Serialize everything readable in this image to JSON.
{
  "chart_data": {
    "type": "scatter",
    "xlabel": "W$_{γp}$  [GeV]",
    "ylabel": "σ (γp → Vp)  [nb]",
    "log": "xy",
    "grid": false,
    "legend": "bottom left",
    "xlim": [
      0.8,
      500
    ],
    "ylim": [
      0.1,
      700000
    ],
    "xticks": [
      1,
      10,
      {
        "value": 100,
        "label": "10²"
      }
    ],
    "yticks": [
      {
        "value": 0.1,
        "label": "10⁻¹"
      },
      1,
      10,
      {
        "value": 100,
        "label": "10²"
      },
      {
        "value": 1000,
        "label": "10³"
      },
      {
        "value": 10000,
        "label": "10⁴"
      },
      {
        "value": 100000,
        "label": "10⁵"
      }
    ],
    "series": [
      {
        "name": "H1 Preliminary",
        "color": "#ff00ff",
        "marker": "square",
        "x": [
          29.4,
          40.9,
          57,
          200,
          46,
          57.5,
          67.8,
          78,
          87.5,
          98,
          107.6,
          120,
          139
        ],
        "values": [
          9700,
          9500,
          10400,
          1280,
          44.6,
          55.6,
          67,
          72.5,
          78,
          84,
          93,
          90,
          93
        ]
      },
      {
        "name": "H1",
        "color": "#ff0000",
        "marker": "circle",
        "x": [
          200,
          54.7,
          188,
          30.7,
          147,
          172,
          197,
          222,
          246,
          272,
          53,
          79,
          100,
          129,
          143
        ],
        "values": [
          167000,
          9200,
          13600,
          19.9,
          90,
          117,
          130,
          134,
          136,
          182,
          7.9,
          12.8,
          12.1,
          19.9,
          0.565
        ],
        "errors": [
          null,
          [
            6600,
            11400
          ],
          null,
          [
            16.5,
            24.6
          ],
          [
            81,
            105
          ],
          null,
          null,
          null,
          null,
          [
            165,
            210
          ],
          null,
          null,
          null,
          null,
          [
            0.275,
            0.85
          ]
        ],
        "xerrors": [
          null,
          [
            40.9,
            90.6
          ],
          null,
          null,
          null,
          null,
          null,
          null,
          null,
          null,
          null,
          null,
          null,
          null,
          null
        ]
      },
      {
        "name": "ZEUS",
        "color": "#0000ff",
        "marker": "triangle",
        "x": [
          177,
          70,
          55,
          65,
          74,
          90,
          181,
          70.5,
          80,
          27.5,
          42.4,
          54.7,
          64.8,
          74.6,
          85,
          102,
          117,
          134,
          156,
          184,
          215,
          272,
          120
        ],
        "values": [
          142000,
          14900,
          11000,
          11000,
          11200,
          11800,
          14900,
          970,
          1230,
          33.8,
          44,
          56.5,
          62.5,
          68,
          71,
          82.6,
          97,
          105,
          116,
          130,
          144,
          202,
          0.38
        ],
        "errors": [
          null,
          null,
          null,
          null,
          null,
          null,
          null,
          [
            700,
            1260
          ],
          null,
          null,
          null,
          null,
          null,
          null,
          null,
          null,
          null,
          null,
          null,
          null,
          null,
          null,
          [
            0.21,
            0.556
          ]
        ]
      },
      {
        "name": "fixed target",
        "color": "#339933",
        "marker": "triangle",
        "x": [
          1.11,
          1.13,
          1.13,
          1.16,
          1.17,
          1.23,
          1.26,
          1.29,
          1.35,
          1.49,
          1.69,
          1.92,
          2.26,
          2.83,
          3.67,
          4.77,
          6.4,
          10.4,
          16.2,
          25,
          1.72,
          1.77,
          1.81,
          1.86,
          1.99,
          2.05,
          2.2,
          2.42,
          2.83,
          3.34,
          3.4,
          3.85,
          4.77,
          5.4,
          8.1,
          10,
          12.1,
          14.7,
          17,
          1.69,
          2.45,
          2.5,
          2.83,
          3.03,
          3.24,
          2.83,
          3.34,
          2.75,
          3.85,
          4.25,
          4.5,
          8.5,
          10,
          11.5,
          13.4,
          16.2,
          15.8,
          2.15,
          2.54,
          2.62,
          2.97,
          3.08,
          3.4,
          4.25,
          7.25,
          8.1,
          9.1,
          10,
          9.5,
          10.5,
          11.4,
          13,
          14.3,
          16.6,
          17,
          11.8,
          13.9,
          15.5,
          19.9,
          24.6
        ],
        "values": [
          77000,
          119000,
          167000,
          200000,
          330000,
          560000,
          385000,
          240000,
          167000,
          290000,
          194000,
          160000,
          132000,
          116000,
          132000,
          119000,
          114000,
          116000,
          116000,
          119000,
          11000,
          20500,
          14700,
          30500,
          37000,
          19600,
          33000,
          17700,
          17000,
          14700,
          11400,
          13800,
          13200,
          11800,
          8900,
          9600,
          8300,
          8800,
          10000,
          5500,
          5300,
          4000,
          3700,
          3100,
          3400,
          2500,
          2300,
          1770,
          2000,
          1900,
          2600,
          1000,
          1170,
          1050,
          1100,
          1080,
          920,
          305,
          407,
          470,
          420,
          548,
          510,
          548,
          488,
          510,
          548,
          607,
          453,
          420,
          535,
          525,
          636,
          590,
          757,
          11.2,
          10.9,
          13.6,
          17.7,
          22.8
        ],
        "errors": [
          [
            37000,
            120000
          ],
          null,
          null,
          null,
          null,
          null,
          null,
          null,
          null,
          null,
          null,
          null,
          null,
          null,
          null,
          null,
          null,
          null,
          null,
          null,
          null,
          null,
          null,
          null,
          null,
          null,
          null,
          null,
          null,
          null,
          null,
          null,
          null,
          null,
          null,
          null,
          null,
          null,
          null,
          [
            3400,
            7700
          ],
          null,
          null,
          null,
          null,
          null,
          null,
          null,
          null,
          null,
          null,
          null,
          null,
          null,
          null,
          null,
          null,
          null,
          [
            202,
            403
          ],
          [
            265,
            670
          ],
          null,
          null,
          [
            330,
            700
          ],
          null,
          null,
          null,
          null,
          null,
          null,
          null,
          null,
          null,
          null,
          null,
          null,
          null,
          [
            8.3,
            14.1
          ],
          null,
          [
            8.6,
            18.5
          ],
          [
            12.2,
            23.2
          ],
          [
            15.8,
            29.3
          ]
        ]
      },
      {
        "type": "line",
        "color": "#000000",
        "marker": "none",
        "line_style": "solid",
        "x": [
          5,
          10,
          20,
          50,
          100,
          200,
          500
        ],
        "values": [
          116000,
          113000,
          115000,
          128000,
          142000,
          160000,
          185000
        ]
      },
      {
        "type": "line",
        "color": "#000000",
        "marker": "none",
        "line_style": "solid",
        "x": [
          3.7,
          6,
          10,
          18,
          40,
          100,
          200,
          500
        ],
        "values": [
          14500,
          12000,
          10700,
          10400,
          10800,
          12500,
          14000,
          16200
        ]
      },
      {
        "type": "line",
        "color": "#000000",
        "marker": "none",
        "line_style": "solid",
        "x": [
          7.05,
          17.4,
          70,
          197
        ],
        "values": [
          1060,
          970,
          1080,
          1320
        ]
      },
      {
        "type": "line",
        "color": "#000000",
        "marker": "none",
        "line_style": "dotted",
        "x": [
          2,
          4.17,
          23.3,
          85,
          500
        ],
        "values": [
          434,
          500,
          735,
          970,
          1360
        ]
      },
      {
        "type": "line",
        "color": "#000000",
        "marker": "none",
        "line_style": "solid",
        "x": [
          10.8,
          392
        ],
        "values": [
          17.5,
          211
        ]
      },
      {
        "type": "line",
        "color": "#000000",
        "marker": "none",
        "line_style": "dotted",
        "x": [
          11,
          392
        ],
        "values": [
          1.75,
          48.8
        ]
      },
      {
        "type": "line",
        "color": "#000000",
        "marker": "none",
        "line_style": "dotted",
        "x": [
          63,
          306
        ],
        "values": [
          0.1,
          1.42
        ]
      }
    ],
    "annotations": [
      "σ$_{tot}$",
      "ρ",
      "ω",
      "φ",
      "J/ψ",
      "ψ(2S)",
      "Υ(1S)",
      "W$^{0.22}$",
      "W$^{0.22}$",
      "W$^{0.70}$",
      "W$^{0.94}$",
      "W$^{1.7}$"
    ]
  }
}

What you need to do: Copy all lines from the material that contain "name".

Correct answer:
        "name": "H1 Preliminary",
        "name": "H1",
        "name": "ZEUS",
        "name": "fixed target",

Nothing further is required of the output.